> Your goal
Write each line out again exactly as written.

^^^^^^^^^^^^^^^^

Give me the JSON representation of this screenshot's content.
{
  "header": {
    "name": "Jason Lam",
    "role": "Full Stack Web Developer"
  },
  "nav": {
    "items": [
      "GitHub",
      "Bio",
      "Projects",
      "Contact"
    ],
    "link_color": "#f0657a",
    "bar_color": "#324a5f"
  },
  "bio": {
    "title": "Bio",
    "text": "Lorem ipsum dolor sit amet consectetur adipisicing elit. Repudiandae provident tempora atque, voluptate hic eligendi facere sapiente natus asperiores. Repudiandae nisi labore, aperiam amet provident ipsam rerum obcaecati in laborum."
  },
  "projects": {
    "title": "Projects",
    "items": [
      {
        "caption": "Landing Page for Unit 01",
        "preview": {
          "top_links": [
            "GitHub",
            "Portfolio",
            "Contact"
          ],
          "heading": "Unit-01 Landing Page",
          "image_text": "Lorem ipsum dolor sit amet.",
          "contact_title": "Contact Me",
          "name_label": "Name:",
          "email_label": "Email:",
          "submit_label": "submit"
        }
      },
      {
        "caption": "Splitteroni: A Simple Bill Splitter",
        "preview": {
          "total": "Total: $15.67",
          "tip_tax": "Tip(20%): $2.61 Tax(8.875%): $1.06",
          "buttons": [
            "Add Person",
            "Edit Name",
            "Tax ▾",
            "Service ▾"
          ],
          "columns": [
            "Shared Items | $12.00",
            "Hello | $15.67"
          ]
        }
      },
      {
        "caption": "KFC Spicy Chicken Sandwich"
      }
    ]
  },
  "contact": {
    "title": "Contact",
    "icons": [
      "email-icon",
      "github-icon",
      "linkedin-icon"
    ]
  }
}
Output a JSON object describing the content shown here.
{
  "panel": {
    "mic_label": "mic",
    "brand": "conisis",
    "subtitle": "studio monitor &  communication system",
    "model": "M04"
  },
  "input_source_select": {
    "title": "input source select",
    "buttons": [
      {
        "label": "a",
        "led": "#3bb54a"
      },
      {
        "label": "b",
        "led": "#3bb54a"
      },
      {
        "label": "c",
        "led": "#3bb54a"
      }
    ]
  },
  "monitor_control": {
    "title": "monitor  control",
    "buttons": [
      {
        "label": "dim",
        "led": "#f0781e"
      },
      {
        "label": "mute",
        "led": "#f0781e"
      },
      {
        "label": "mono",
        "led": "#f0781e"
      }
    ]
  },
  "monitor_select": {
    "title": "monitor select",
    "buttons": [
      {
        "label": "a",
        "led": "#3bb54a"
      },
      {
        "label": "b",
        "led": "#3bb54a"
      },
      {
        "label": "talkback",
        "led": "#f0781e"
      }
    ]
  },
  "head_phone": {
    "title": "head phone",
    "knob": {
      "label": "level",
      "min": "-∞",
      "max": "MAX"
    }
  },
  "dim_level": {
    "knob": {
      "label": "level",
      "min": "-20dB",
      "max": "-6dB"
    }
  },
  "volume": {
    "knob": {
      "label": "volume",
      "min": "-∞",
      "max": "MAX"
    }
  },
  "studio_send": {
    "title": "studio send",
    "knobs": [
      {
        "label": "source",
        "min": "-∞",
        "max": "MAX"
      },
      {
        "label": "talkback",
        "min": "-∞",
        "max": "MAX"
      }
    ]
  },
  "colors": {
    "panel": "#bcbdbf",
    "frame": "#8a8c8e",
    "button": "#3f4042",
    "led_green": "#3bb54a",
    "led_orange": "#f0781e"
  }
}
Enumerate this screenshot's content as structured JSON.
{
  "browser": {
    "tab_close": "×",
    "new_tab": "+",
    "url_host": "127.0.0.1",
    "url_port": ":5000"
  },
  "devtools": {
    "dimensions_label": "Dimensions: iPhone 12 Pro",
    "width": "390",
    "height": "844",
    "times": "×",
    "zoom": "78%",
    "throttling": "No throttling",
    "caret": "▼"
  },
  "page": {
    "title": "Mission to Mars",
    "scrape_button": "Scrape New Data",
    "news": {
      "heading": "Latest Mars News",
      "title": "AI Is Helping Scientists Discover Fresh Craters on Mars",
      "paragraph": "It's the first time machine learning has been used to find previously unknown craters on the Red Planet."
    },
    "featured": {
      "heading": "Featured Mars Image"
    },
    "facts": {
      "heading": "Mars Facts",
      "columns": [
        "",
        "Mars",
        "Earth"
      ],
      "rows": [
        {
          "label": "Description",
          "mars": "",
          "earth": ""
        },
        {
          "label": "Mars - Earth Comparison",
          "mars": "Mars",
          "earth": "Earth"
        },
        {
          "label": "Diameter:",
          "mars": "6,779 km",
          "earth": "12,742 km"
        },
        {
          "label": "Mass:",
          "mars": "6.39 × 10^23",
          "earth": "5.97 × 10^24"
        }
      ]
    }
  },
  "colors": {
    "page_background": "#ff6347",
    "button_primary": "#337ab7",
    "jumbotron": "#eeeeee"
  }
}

^^^^^^^^^^^^^^^^

> Reply to the task
Give me the JSON representation of this screenshot's content.
{
  "header": {
    "name": "Jason Lam",
    "role": "Full Stack Web Developer"
  },
  "nav": {
    "items": [
      "GitHub",
      "Bio",
      "Projects",
      "Contact"
    ],
    "link_color": "#f0657a",
    "bar_color": "#324a5f"
  },
  "bio": {
    "title": "Bio",
    "text": "Lorem ipsum dolor sit amet consectetur adipisicing elit. Repudiandae provident tempora atque, voluptate hic eligendi facere sapiente natus asperiores. Repudiandae nisi labore, aperiam amet provident ipsam rerum obcaecati in laborum."
  },
  "projects": {
    "title": "Projects",
    "items": [
      {
        "caption": "Landing Page for Unit 01",
        "preview": {
          "top_links": [
            "GitHub",
            "Portfolio",
            "Contact"
          ],
          "heading": "Unit-01 Landing Page",
          "image_text": "Lorem ipsum dolor sit amet.",
          "contact_title": "Contact Me",
          "name_label": "Name:",
          "email_label": "Email:",
          "submit_label": "submit"
        }
      },
      {
        "caption": "Splitteroni: A Simple Bill Splitter",
        "preview": {
          "total": "Total: $15.67",
          "tip_tax": "Tip(20%): $2.61 Tax(8.875%): $1.06",
          "buttons": [
            "Add Person",
            "Edit Name",
            "Tax ▾",
            "Service ▾"
          ],
          "columns": [
            "Shared Items | $12.00",
            "Hello | $15.67"
          ]
        }
      },
      {
        "caption": "KFC Spicy Chicken Sandwich"
      }
    ]
  },
  "contact": {
    "title": "Contact",
    "icons": [
      "email-icon",
      "github-icon",
      "linkedin-icon"
    ]
  }
}
Output a JSON object describing the content shown here.
{
  "panel": {
    "mic_label": "mic",
    "brand": "conisis",
    "subtitle": "studio monitor &  communication system",
    "model": "M04"
  },
  "input_source_select": {
    "title": "input source select",
    "buttons": [
      {
        "label": "a",
        "led": "#3bb54a"
      },
      {
        "label": "b",
        "led": "#3bb54a"
      },
      {
        "label": "c",
        "led": "#3bb54a"
      }
    ]
  },
  "monitor_control": {
    "title": "monitor  control",
    "buttons": [
      {
        "label": "dim",
        "led": "#f0781e"
      },
      {
        "label": "mute",
        "led": "#f0781e"
      },
      {
        "label": "mono",
        "led": "#f0781e"
      }
    ]
  },
  "monitor_select": {
    "title": "monitor select",
    "buttons": [
      {
        "label": "a",
        "led": "#3bb54a"
      },
      {
        "label": "b",
        "led": "#3bb54a"
      },
      {
        "label": "talkback",
        "led": "#f0781e"
      }
    ]
  },
  "head_phone": {
    "title": "head phone",
    "knob": {
      "label": "level",
      "min": "-∞",
      "max": "MAX"
    }
  },
  "dim_level": {
    "knob": {
      "label": "level",
      "min": "-20dB",
      "max": "-6dB"
    }
  },
  "volume": {
    "knob": {
      "label": "volume",
      "min": "-∞",
      "max": "MAX"
    }
  },
  "studio_send": {
    "title": "studio send",
    "knobs": [
      {
        "label": "source",
        "min": "-∞",
        "max": "MAX"
      },
      {
        "label": "talkback",
        "min": "-∞",
        "max": "MAX"
      }
    ]
  },
  "colors": {
    "panel": "#bcbdbf",
    "frame": "#8a8c8e",
    "button": "#3f4042",
    "led_green": "#3bb54a",
    "led_orange": "#f0781e"
  }
}
Enumerate this screenshot's content as structured JSON.
{
  "browser": {
    "tab_close": "×",
    "new_tab": "+",
    "url_host": "127.0.0.1",
    "url_port": ":5000"
  },
  "devtools": {
    "dimensions_label": "Dimensions: iPhone 12 Pro",
    "width": "390",
    "height": "844",
    "times": "×",
    "zoom": "78%",
    "throttling": "No throttling",
    "caret": "▼"
  },
  "page": {
    "title": "Mission to Mars",
    "scrape_button": "Scrape New Data",
    "news": {
      "heading": "Latest Mars News",
      "title": "AI Is Helping Scientists Discover Fresh Craters on Mars",
      "paragraph": "It's the first time machine learning has been used to find previously unknown craters on the Red Planet."
    },
    "featured": {
      "heading": "Featured Mars Image"
    },
    "facts": {
      "heading": "Mars Facts",
      "columns": [
        "",
        "Mars",
        "Earth"
      ],
      "rows": [
        {
          "label": "Description",
          "mars": "",
          "earth": ""
        },
        {
          "label": "Mars - Earth Comparison",
          "mars": "Mars",
          "earth": "Earth"
        },
        {
          "label": "Diameter:",
          "mars": "6,779 km",
          "earth": "12,742 km"
        },
        {
          "label": "Mass:",
          "mars": "6.39 × 10^23",
          "earth": "5.97 × 10^24"
        }
      ]
    }
  },
  "colors": {
    "page_background": "#ff6347",
    "button_primary": "#337ab7",
    "jumbotron": "#eeeeee"
  }
}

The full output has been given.